Write out each record below exactly as it appears, with no pictures.

>>>

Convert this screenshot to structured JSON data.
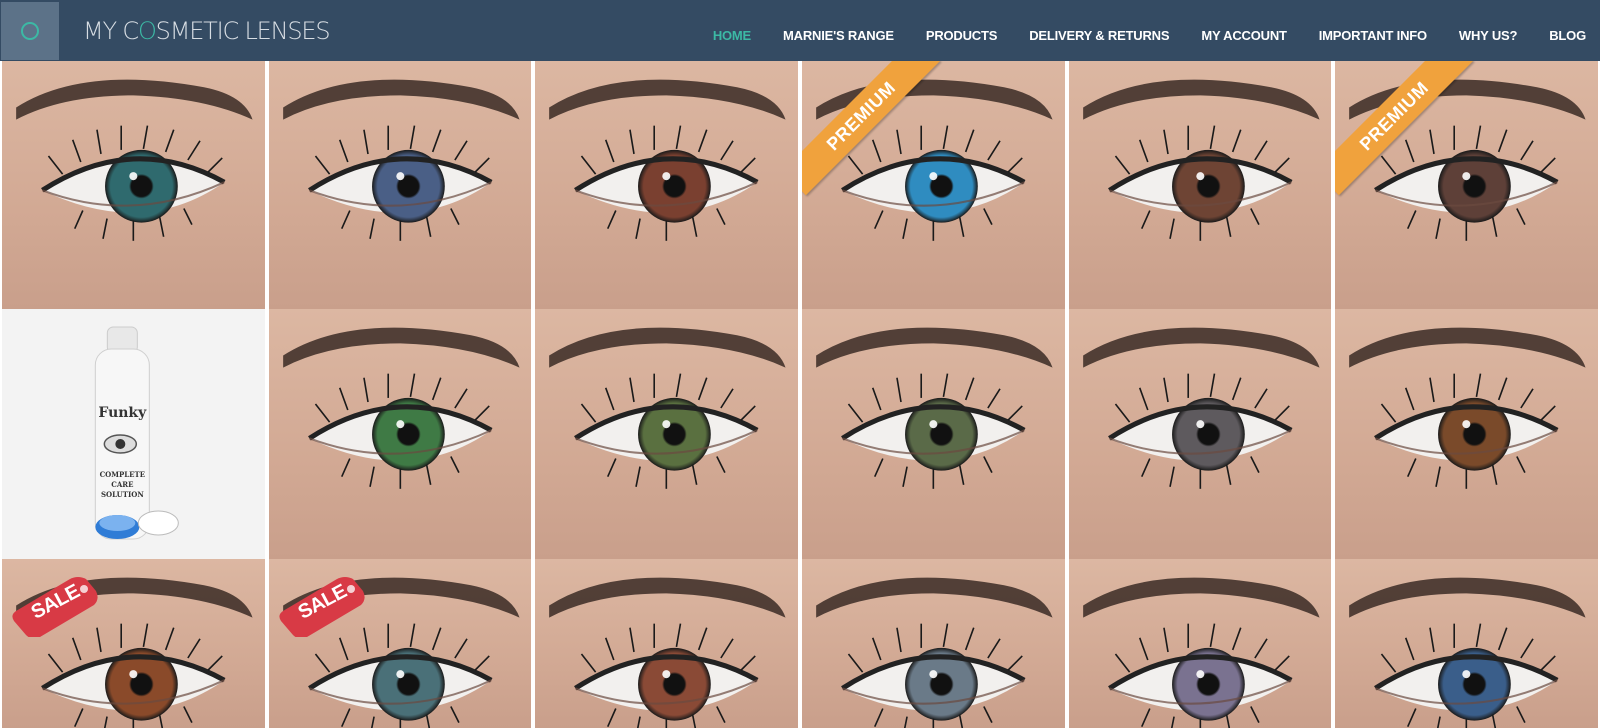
{
  "header": {
    "brand_pre": "MY C",
    "brand_o": "O",
    "brand_post": "SMETIC LENSES"
  },
  "nav": {
    "items": [
      {
        "label": "HOME",
        "active": true
      },
      {
        "label": "MARNIE'S RANGE"
      },
      {
        "label": "PRODUCTS"
      },
      {
        "label": "DELIVERY & RETURNS"
      },
      {
        "label": "MY ACCOUNT"
      },
      {
        "label": "IMPORTANT INFO"
      },
      {
        "label": "WHY US?"
      },
      {
        "label": "BLOG"
      }
    ]
  },
  "tiles": [
    {
      "iris": "#2f6a6e",
      "badge": ""
    },
    {
      "iris": "#4a5f86",
      "badge": ""
    },
    {
      "iris": "#7a4030",
      "badge": ""
    },
    {
      "iris": "#2f8cc0",
      "badge": "PREMIUM"
    },
    {
      "iris": "#6e4434",
      "badge": ""
    },
    {
      "iris": "#5e4038",
      "badge": "PREMIUM"
    },
    {
      "iris": "",
      "badge": "",
      "product": "care-solution"
    },
    {
      "iris": "#3f7a45",
      "badge": ""
    },
    {
      "iris": "#5a7040",
      "badge": ""
    },
    {
      "iris": "#5a6a48",
      "badge": ""
    },
    {
      "iris": "#5e5a5e",
      "badge": ""
    },
    {
      "iris": "#7a4a2a",
      "badge": ""
    },
    {
      "iris": "#8a4a2a",
      "badge": "SALE"
    },
    {
      "iris": "#4a7078",
      "badge": "SALE"
    },
    {
      "iris": "#8a4a36",
      "badge": ""
    },
    {
      "iris": "#6a7a88",
      "badge": ""
    },
    {
      "iris": "#7a7290",
      "badge": ""
    },
    {
      "iris": "#3a5e8a",
      "badge": ""
    }
  ],
  "product_label": {
    "brand": "Funky",
    "line1": "COMPLETE",
    "line2": "CARE",
    "line3": "SOLUTION"
  }
}
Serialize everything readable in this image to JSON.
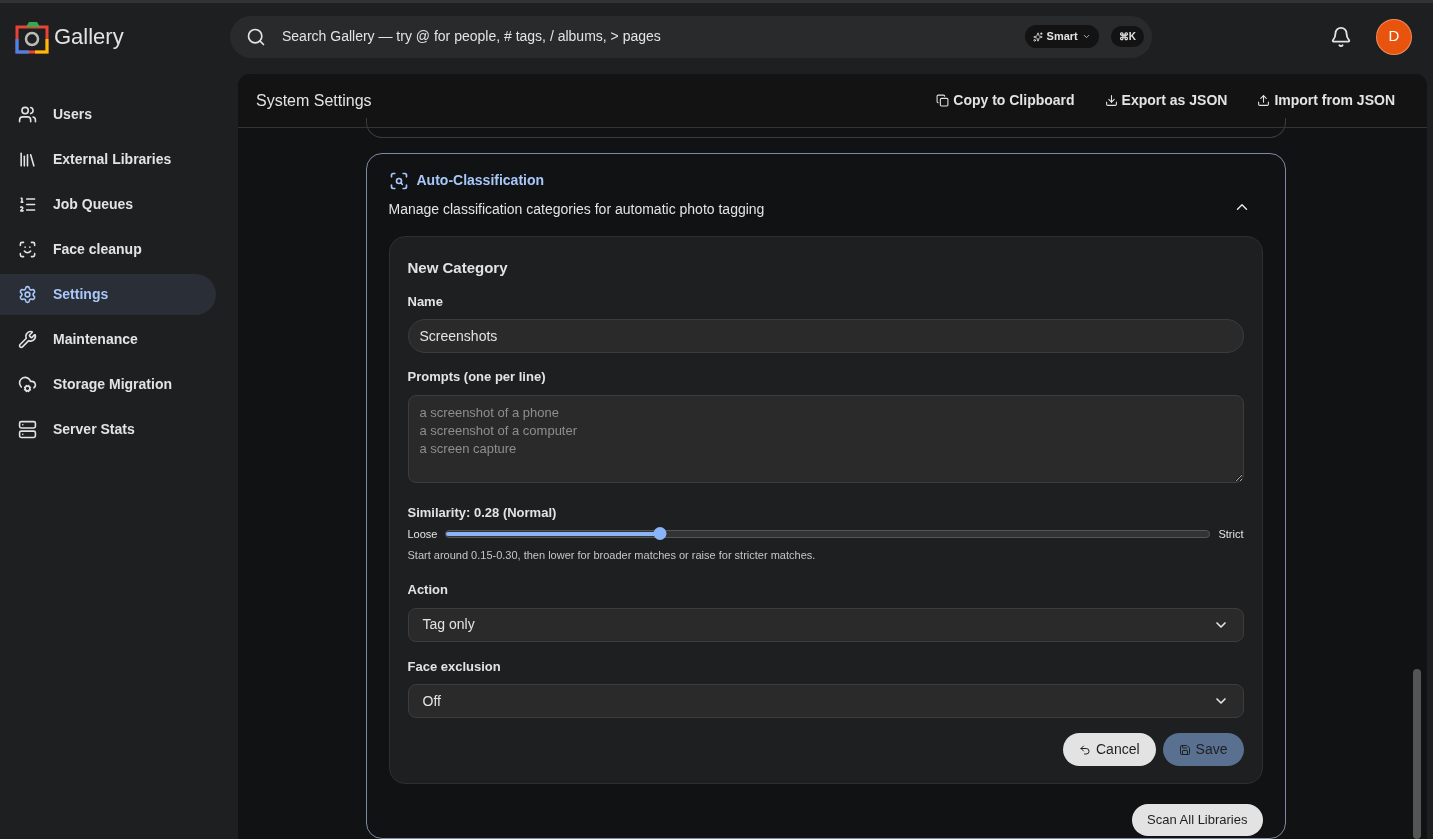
{
  "app": {
    "name": "Gallery"
  },
  "search": {
    "placeholder": "Search Gallery — try @ for people, # tags, / albums, > pages",
    "mode": "Smart",
    "shortcut": "⌘K"
  },
  "user": {
    "initial": "D"
  },
  "sidebar": {
    "items": [
      {
        "label": "Users",
        "kind": "users",
        "selected": false
      },
      {
        "label": "External Libraries",
        "kind": "library",
        "selected": false
      },
      {
        "label": "Job Queues",
        "kind": "queue",
        "selected": false
      },
      {
        "label": "Face cleanup",
        "kind": "face",
        "selected": false
      },
      {
        "label": "Settings",
        "kind": "gear",
        "selected": true
      },
      {
        "label": "Maintenance",
        "kind": "wrench",
        "selected": false
      },
      {
        "label": "Storage Migration",
        "kind": "cloud",
        "selected": false
      },
      {
        "label": "Server Stats",
        "kind": "server",
        "selected": false
      }
    ]
  },
  "header": {
    "title": "System Settings",
    "actions": [
      {
        "label": "Copy to Clipboard",
        "kind": "copy"
      },
      {
        "label": "Export as JSON",
        "kind": "download"
      },
      {
        "label": "Import from JSON",
        "kind": "upload"
      }
    ]
  },
  "section": {
    "title": "Auto-Classification",
    "description": "Manage classification categories for automatic photo tagging",
    "expanded": true,
    "form": {
      "title": "New Category",
      "name": {
        "label": "Name",
        "value": "Screenshots"
      },
      "prompts": {
        "label": "Prompts (one per line)",
        "placeholder": "a screenshot of a phone\na screenshot of a computer\na screen capture"
      },
      "similarity": {
        "label": "Similarity: 0.28 (Normal)",
        "min_label": "Loose",
        "max_label": "Strict",
        "level": 0.28,
        "hint": "Start around 0.15-0.30, then lower for broader matches or raise for stricter matches."
      },
      "action": {
        "label": "Action",
        "value": "Tag only"
      },
      "face_exclusion": {
        "label": "Face exclusion",
        "value": "Off"
      },
      "cancel": "Cancel",
      "save": "Save"
    },
    "scan_button": "Scan All Libraries"
  }
}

<<<

### SOLUTION BELOW:
Convert this screenshot to structured JSON data.
{
  "header": {
    "brand_pre": "MY C",
    "brand_o": "O",
    "brand_post": "SMETIC LENSES"
  },
  "nav": {
    "items": [
      {
        "label": "HOME",
        "active": true
      },
      {
        "label": "MARNIE'S RANGE"
      },
      {
        "label": "PRODUCTS"
      },
      {
        "label": "DELIVERY & RETURNS"
      },
      {
        "label": "MY ACCOUNT"
      },
      {
        "label": "IMPORTANT INFO"
      },
      {
        "label": "WHY US?"
      },
      {
        "label": "BLOG"
      }
    ]
  },
  "tiles": [
    {
      "iris": "#2f6a6e",
      "badge": ""
    },
    {
      "iris": "#4a5f86",
      "badge": ""
    },
    {
      "iris": "#7a4030",
      "badge": ""
    },
    {
      "iris": "#2f8cc0",
      "badge": "PREMIUM"
    },
    {
      "iris": "#6e4434",
      "badge": ""
    },
    {
      "iris": "#5e4038",
      "badge": "PREMIUM"
    },
    {
      "iris": "",
      "badge": "",
      "product": "care-solution"
    },
    {
      "iris": "#3f7a45",
      "badge": ""
    },
    {
      "iris": "#5a7040",
      "badge": ""
    },
    {
      "iris": "#5a6a48",
      "badge": ""
    },
    {
      "iris": "#5e5a5e",
      "badge": ""
    },
    {
      "iris": "#7a4a2a",
      "badge": ""
    },
    {
      "iris": "#8a4a2a",
      "badge": "SALE"
    },
    {
      "iris": "#4a7078",
      "badge": "SALE"
    },
    {
      "iris": "#8a4a36",
      "badge": ""
    },
    {
      "iris": "#6a7a88",
      "badge": ""
    },
    {
      "iris": "#7a7290",
      "badge": ""
    },
    {
      "iris": "#3a5e8a",
      "badge": ""
    }
  ],
  "product_label": {
    "brand": "Funky",
    "line1": "COMPLETE",
    "line2": "CARE",
    "line3": "SOLUTION"
  }
}
Serialize everything readable in this image to JSON.
{
  "app": {
    "name": "Gallery"
  },
  "search": {
    "placeholder": "Search Gallery — try @ for people, # tags, / albums, > pages",
    "mode": "Smart",
    "shortcut": "⌘K"
  },
  "user": {
    "initial": "D"
  },
  "sidebar": {
    "items": [
      {
        "label": "Users",
        "kind": "users",
        "selected": false
      },
      {
        "label": "External Libraries",
        "kind": "library",
        "selected": false
      },
      {
        "label": "Job Queues",
        "kind": "queue",
        "selected": false
      },
      {
        "label": "Face cleanup",
        "kind": "face",
        "selected": false
      },
      {
        "label": "Settings",
        "kind": "gear",
        "selected": true
      },
      {
        "label": "Maintenance",
        "kind": "wrench",
        "selected": false
      },
      {
        "label": "Storage Migration",
        "kind": "cloud",
        "selected": false
      },
      {
        "label": "Server Stats",
        "kind": "server",
        "selected": false
      }
    ]
  },
  "header": {
    "title": "System Settings",
    "actions": [
      {
        "label": "Copy to Clipboard",
        "kind": "copy"
      },
      {
        "label": "Export as JSON",
        "kind": "download"
      },
      {
        "label": "Import from JSON",
        "kind": "upload"
      }
    ]
  },
  "section": {
    "title": "Auto-Classification",
    "description": "Manage classification categories for automatic photo tagging",
    "expanded": true,
    "form": {
      "title": "New Category",
      "name": {
        "label": "Name",
        "value": "Screenshots"
      },
      "prompts": {
        "label": "Prompts (one per line)",
        "placeholder": "a screenshot of a phone\na screenshot of a computer\na screen capture"
      },
      "similarity": {
        "label": "Similarity: 0.28 (Normal)",
        "min_label": "Loose",
        "max_label": "Strict",
        "level": 0.28,
        "hint": "Start around 0.15-0.30, then lower for broader matches or raise for stricter matches."
      },
      "action": {
        "label": "Action",
        "value": "Tag only"
      },
      "face_exclusion": {
        "label": "Face exclusion",
        "value": "Off"
      },
      "cancel": "Cancel",
      "save": "Save"
    },
    "scan_button": "Scan All Libraries"
  }
}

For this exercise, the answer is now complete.